Figure data in JSON:

- - -

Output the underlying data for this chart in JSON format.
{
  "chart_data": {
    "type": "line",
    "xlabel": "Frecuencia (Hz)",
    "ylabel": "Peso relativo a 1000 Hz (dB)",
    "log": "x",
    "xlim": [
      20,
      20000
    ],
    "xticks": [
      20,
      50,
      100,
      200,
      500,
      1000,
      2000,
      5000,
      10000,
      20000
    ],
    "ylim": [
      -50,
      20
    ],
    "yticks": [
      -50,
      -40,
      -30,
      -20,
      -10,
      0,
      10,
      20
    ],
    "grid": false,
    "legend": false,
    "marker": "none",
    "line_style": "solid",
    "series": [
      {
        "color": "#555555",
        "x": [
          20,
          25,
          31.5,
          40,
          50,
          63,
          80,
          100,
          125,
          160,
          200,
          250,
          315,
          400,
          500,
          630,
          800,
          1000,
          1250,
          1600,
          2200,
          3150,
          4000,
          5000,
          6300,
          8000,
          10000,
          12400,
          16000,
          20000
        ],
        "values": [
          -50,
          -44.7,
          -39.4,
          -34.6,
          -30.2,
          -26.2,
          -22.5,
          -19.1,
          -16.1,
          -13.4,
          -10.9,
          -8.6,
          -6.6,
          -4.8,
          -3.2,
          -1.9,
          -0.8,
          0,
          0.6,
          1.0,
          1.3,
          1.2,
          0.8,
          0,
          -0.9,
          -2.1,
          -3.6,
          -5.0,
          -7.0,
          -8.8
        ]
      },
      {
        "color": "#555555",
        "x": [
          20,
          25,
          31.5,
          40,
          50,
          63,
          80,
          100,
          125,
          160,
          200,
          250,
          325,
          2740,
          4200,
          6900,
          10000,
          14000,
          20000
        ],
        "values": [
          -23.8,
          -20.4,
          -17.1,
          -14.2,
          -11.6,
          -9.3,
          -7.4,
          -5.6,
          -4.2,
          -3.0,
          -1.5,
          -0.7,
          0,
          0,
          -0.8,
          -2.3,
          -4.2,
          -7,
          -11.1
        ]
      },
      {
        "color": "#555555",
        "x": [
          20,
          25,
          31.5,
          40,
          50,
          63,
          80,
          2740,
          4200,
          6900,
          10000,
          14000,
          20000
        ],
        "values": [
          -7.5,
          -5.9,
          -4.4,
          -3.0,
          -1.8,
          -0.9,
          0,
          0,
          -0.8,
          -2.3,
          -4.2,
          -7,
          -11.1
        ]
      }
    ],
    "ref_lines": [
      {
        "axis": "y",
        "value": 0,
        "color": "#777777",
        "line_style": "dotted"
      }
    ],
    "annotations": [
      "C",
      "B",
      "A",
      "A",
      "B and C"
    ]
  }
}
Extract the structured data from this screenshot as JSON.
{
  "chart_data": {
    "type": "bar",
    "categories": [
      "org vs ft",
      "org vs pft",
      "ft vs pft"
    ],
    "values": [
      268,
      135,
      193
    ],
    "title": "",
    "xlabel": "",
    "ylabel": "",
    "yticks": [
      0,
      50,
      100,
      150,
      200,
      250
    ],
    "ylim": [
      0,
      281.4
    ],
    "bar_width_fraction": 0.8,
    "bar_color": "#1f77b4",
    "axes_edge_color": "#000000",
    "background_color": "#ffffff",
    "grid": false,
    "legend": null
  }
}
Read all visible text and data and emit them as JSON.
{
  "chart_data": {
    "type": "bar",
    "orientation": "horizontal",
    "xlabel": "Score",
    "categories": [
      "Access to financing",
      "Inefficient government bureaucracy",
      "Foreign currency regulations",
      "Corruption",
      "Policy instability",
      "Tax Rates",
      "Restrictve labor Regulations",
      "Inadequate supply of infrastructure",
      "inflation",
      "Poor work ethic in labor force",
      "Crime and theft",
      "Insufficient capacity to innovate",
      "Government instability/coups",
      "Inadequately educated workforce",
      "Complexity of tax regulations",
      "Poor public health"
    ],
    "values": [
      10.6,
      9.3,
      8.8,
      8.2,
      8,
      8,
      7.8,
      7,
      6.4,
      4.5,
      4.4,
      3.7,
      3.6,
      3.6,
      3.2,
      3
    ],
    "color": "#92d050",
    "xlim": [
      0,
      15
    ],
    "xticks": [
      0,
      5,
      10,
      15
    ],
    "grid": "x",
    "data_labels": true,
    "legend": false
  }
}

- - -

Say how many lines in the entries contain the string "labor", and leave out everything else.

2